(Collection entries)
# # # #

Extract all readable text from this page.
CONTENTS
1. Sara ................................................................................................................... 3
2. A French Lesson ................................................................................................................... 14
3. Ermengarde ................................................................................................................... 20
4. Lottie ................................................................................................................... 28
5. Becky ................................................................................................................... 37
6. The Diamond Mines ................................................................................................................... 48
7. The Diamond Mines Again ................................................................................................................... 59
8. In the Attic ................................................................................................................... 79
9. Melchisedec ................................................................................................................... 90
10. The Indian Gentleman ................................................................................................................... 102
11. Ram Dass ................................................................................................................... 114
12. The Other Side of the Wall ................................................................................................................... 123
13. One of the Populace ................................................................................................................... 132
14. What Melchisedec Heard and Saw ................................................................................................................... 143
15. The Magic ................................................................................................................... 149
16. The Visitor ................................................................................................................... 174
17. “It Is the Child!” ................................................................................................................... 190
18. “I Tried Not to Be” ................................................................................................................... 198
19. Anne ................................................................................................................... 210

# # # #

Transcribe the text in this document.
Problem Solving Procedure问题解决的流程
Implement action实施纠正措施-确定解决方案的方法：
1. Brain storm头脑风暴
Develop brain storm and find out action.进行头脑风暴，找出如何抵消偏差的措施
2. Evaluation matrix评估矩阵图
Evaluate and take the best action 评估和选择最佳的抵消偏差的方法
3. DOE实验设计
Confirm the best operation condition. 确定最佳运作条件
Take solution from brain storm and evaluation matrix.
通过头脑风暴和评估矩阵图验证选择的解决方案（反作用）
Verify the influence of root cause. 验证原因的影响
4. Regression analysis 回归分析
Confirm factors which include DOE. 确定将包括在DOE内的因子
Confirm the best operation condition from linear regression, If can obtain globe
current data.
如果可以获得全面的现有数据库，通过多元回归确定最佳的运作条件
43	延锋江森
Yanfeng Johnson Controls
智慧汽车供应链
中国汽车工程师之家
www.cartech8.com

# # # #

=== WHAT TO PRODUCE ===
Extract every line containing the string "Melchisedec" from the material.

=== EXERCISE RESULT ===
9. Melchisedec ................................................................................................................... 90
14. What Melchisedec Heard and Saw ................................................................................................................... 143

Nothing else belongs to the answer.